→ WORK REQUIRED:
Provide an exact reproduction of every entry.

Start of DATA ROWS

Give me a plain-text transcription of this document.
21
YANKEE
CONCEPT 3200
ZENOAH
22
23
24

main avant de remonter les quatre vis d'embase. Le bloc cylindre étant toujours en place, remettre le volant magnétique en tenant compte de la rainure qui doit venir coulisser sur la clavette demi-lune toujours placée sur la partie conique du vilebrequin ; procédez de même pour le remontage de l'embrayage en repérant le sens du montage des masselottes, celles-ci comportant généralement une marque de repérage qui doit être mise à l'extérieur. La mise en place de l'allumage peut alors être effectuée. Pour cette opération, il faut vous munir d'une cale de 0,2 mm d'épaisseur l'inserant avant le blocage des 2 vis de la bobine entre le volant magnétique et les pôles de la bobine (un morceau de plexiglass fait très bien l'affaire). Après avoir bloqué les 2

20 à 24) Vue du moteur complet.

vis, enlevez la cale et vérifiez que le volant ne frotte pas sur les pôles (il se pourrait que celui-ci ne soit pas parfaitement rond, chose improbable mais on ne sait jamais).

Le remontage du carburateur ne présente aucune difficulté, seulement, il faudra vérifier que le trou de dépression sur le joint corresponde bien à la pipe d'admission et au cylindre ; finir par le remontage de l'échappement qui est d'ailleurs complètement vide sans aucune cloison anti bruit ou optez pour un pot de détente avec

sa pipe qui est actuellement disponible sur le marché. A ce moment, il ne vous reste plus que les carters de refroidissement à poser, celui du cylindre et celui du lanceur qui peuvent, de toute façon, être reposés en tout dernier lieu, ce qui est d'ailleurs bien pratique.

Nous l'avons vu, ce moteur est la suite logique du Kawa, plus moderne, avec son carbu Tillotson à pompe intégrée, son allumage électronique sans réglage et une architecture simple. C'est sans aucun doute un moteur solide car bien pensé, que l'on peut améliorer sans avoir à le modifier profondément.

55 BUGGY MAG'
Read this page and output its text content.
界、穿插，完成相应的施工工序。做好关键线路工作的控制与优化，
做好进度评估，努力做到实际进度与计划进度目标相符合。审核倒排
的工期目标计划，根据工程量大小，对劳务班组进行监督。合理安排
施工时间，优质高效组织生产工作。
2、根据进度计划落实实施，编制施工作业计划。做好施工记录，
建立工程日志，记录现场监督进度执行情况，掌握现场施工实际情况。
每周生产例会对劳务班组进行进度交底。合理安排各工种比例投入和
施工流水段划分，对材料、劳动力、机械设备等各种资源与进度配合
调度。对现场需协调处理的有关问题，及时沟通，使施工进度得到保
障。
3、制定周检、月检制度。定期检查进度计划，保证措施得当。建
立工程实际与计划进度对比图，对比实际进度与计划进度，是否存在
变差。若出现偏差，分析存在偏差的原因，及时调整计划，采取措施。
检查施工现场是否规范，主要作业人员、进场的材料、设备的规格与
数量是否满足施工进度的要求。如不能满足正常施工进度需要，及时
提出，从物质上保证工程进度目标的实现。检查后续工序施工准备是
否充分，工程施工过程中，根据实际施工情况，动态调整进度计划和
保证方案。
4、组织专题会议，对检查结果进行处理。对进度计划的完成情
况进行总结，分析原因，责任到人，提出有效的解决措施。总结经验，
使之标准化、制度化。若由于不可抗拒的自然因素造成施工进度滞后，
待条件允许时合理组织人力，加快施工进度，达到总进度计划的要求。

End of DATA ROWS

→ OUTPUT BELOW:
Give me a plain-text transcription of this document.
21
YANKEE
CONCEPT 3200
ZENOAH
22
23
24

main avant de remonter les quatre vis d'embase. Le bloc cylindre étant toujours en place, remettre le volant magnétique en tenant compte de la rainure qui doit venir coulisser sur la clavette demi-lune toujours placée sur la partie conique du vilebrequin ; procédez de même pour le remontage de l'embrayage en repérant le sens du montage des masselottes, celles-ci comportant généralement une marque de repérage qui doit être mise à l'extérieur. La mise en place de l'allumage peut alors être effectuée. Pour cette opération, il faut vous munir d'une cale de 0,2 mm d'épaisseur l'inserant avant le blocage des 2 vis de la bobine entre le volant magnétique et les pôles de la bobine (un morceau de plexiglass fait très bien l'affaire). Après avoir bloqué les 2

20 à 24) Vue du moteur complet.

vis, enlevez la cale et vérifiez que le volant ne frotte pas sur les pôles (il se pourrait que celui-ci ne soit pas parfaitement rond, chose improbable mais on ne sait jamais).

Le remontage du carburateur ne présente aucune difficulté, seulement, il faudra vérifier que le trou de dépression sur le joint corresponde bien à la pipe d'admission et au cylindre ; finir par le remontage de l'échappement qui est d'ailleurs complètement vide sans aucune cloison anti bruit ou optez pour un pot de détente avec

sa pipe qui est actuellement disponible sur le marché. A ce moment, il ne vous reste plus que les carters de refroidissement à poser, celui du cylindre et celui du lanceur qui peuvent, de toute façon, être reposés en tout dernier lieu, ce qui est d'ailleurs bien pratique.

Nous l'avons vu, ce moteur est la suite logique du Kawa, plus moderne, avec son carbu Tillotson à pompe intégrée, son allumage électronique sans réglage et une architecture simple. C'est sans aucun doute un moteur solide car bien pensé, que l'on peut améliorer sans avoir à le modifier profondément.

55 BUGGY MAG'
Read this page and output its text content.
界、穿插，完成相应的施工工序。做好关键线路工作的控制与优化，
做好进度评估，努力做到实际进度与计划进度目标相符合。审核倒排
的工期目标计划，根据工程量大小，对劳务班组进行监督。合理安排
施工时间，优质高效组织生产工作。
2、根据进度计划落实实施，编制施工作业计划。做好施工记录，
建立工程日志，记录现场监督进度执行情况，掌握现场施工实际情况。
每周生产例会对劳务班组进行进度交底。合理安排各工种比例投入和
施工流水段划分，对材料、劳动力、机械设备等各种资源与进度配合
调度。对现场需协调处理的有关问题，及时沟通，使施工进度得到保
障。
3、制定周检、月检制度。定期检查进度计划，保证措施得当。建
立工程实际与计划进度对比图，对比实际进度与计划进度，是否存在
变差。若出现偏差，分析存在偏差的原因，及时调整计划，采取措施。
检查施工现场是否规范，主要作业人员、进场的材料、设备的规格与
数量是否满足施工进度的要求。如不能满足正常施工进度需要，及时
提出，从物质上保证工程进度目标的实现。检查后续工序施工准备是
否充分，工程施工过程中，根据实际施工情况，动态调整进度计划和
保证方案。
4、组织专题会议，对检查结果进行处理。对进度计划的完成情
况进行总结，分析原因，责任到人，提出有效的解决措施。总结经验，
使之标准化、制度化。若由于不可抗拒的自然因素造成施工进度滞后，
待条件允许时合理组织人力，加快施工进度，达到总进度计划的要求。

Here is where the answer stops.